Exercise details:
From the listing, collect all lines containing the word "TERMINACION".

--- Exercise input ---

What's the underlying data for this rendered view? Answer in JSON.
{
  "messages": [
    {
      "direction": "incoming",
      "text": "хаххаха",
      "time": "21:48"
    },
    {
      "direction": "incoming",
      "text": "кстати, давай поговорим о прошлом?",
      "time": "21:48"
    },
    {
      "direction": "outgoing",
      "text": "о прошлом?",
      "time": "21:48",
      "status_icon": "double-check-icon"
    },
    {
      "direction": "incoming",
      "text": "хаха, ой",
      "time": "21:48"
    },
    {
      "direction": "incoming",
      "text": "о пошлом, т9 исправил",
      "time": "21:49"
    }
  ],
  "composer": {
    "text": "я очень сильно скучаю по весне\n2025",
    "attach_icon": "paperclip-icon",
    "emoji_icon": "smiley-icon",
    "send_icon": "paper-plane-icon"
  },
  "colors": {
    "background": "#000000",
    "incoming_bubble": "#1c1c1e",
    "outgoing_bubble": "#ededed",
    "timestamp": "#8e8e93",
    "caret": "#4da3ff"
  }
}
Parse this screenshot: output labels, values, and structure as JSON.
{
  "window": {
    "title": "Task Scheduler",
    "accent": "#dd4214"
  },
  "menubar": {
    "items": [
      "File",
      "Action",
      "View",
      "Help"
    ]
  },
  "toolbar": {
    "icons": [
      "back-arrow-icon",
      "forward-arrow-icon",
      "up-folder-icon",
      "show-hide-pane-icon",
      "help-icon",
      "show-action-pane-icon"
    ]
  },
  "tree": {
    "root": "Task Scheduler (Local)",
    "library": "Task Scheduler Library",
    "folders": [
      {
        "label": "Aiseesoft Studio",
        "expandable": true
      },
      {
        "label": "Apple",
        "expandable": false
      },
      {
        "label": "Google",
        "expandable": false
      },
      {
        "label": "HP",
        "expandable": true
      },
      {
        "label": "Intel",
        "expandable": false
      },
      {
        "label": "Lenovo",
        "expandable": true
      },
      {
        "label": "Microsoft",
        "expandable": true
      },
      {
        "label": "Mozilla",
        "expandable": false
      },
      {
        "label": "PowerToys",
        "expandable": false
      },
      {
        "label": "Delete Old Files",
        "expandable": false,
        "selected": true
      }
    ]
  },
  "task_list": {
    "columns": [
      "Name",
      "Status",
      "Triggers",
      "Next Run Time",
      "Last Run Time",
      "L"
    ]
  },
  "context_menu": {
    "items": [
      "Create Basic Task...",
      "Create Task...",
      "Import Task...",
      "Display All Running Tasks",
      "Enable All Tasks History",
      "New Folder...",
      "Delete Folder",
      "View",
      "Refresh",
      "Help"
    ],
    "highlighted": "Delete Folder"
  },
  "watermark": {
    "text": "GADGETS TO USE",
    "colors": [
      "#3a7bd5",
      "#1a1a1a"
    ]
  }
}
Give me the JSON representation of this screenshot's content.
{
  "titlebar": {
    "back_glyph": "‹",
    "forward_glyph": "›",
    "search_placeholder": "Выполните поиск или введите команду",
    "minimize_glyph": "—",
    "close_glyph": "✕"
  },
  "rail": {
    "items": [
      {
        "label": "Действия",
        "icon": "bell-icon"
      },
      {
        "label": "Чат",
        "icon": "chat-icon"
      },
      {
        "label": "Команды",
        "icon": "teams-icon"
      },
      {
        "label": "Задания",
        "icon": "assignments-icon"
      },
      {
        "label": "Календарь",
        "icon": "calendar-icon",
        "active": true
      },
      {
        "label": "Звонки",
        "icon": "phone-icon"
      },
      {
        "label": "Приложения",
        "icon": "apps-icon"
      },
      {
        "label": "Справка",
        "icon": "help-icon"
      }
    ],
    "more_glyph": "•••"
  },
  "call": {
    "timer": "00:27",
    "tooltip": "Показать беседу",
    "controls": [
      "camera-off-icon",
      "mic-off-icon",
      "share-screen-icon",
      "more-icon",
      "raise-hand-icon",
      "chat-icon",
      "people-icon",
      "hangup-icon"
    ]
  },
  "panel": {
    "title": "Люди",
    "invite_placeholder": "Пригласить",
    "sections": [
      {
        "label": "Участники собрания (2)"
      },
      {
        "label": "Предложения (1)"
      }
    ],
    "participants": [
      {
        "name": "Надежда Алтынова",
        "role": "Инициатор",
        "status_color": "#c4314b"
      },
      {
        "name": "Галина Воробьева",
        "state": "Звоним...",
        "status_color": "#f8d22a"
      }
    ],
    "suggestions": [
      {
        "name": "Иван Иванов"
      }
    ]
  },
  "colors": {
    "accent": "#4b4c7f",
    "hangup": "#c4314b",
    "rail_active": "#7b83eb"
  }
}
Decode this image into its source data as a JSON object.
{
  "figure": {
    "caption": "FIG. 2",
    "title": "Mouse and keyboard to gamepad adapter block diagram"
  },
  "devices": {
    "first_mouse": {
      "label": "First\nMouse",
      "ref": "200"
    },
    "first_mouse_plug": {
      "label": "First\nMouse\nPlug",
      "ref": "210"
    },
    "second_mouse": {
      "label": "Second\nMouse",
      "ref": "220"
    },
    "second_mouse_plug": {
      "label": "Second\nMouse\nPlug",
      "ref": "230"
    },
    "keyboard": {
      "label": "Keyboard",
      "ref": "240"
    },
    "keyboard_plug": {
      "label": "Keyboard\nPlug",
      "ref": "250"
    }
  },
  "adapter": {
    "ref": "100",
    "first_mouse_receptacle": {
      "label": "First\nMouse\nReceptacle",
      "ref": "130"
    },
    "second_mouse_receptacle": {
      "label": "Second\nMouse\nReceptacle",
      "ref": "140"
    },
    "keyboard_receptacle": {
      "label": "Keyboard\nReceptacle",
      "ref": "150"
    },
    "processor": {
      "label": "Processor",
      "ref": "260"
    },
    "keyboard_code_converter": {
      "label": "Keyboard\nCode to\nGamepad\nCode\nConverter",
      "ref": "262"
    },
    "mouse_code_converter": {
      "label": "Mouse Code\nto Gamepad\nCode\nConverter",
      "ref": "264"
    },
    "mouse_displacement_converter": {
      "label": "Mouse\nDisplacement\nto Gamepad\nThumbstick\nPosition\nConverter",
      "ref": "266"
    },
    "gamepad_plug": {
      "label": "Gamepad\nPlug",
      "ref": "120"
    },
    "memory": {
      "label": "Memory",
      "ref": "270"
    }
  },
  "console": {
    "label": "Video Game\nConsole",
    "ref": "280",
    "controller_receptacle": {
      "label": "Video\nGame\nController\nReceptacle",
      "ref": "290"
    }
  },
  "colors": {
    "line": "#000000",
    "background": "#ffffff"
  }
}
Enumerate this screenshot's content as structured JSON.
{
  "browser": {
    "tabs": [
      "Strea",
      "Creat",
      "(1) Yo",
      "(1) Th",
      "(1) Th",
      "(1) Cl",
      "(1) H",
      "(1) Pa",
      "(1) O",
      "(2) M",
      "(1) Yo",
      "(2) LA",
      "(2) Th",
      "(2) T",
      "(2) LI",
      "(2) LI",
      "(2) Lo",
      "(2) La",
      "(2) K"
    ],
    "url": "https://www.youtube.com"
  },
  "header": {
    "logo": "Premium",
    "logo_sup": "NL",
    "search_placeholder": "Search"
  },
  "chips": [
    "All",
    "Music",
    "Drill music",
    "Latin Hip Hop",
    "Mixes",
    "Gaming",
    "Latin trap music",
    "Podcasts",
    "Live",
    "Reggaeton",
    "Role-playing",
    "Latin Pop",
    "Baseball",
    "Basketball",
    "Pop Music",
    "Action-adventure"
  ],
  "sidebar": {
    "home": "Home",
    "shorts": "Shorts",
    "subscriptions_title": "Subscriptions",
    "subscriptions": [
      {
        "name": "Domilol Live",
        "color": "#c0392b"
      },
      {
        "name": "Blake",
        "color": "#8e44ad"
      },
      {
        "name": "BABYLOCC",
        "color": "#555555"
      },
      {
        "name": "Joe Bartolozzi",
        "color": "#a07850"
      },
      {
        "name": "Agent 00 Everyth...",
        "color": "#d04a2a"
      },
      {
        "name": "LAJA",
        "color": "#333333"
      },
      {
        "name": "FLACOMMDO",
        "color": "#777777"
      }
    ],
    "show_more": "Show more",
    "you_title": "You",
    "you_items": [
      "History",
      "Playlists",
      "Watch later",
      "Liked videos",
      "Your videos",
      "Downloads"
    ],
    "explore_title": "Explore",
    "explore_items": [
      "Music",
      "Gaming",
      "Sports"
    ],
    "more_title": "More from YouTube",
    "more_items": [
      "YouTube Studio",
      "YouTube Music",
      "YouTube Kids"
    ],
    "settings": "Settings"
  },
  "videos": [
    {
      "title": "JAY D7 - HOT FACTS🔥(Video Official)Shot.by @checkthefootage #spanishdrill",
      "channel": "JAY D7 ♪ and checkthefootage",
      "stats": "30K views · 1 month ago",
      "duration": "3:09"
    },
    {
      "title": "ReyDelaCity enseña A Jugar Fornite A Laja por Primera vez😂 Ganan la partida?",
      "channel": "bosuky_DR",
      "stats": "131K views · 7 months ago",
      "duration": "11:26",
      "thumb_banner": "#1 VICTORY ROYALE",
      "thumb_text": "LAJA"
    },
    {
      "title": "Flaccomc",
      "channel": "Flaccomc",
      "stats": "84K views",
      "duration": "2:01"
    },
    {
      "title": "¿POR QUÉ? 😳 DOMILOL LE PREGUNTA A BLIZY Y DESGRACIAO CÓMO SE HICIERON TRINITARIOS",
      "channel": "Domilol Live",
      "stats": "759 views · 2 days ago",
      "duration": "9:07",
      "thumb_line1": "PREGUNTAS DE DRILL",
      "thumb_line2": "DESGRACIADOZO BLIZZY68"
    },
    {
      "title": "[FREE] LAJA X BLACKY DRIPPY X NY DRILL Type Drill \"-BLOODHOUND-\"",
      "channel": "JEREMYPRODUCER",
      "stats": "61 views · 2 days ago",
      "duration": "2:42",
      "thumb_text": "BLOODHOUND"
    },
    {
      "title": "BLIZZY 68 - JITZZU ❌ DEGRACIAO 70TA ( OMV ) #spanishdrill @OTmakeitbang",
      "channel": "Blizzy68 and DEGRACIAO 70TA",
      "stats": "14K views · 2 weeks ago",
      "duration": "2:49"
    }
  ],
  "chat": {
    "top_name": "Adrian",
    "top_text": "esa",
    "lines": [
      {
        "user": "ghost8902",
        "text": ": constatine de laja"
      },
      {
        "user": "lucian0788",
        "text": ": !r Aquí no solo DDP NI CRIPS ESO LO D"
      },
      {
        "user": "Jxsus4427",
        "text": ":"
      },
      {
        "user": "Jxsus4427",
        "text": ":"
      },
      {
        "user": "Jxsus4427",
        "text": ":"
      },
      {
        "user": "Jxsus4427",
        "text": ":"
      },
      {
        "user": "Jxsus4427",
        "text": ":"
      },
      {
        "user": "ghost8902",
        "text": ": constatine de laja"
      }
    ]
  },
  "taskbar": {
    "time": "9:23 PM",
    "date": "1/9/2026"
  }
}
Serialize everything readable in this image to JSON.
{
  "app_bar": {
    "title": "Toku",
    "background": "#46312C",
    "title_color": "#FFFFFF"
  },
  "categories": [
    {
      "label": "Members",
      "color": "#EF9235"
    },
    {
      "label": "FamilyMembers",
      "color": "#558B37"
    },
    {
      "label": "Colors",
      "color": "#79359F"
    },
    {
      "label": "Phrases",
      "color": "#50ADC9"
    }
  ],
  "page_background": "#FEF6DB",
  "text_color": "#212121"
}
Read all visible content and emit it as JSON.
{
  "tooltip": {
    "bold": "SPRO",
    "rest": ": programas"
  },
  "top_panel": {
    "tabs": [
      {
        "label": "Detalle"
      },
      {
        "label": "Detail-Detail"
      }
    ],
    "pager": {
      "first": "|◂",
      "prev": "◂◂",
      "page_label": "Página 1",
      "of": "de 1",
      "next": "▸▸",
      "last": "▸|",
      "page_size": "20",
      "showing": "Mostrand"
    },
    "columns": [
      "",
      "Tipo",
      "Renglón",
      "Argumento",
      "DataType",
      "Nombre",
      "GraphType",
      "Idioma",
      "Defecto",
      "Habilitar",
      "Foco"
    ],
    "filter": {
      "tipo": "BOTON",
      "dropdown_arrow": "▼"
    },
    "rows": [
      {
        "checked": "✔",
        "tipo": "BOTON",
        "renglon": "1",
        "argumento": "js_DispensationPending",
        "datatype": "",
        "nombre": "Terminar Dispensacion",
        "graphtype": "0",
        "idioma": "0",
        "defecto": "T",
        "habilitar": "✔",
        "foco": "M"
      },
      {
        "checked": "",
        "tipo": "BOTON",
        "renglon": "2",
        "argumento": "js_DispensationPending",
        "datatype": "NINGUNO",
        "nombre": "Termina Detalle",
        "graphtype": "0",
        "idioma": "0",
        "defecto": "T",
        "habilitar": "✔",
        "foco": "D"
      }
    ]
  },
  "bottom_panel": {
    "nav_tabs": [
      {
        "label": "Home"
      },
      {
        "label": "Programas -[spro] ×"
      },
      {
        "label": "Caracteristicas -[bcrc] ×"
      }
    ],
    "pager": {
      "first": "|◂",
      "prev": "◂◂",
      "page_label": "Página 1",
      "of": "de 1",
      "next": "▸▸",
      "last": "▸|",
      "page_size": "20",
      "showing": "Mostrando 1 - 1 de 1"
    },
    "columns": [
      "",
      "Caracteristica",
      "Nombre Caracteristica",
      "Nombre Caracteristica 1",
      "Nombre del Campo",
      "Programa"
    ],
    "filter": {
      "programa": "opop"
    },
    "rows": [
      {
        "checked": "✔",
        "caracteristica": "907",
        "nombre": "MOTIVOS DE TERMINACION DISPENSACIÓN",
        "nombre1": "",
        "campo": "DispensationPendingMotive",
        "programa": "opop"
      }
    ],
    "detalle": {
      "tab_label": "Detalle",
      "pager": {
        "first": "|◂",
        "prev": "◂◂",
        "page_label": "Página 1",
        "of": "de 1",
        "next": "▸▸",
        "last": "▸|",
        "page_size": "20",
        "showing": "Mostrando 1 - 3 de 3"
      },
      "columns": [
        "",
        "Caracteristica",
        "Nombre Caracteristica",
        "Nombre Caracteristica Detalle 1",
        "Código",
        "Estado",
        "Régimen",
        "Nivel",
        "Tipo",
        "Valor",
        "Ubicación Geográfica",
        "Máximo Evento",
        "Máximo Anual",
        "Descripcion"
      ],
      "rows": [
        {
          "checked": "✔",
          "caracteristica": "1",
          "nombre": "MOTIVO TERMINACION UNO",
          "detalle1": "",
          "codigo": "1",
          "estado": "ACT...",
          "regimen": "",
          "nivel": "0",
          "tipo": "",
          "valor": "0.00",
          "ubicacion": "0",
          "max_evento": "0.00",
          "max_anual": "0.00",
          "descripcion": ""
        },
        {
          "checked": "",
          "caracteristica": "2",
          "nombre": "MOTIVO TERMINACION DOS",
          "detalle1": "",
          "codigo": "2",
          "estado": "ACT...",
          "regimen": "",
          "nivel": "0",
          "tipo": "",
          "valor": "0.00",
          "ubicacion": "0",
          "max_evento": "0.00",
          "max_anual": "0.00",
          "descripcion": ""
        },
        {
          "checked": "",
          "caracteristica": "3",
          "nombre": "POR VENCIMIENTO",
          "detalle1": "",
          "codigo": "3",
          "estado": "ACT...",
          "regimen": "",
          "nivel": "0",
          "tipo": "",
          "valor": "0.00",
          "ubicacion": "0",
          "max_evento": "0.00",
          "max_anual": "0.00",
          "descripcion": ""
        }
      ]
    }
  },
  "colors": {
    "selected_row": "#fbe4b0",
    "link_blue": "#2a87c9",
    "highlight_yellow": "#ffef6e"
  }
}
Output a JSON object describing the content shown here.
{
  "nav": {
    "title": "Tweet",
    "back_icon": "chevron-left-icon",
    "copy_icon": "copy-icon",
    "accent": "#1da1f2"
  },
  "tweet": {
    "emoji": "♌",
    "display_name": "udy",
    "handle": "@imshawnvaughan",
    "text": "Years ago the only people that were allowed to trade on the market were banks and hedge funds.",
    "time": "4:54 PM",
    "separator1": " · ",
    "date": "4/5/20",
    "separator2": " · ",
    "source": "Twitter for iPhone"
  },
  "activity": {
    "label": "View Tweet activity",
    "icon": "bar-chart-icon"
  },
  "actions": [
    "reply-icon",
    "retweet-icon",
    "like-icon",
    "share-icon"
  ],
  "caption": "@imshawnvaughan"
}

---

Exercise answer:
        "nombre": "MOTIVOS DE TERMINACION DISPENSACIÓN",
          "nombre": "MOTIVO TERMINACION UNO",
          "nombre": "MOTIVO TERMINACION DOS",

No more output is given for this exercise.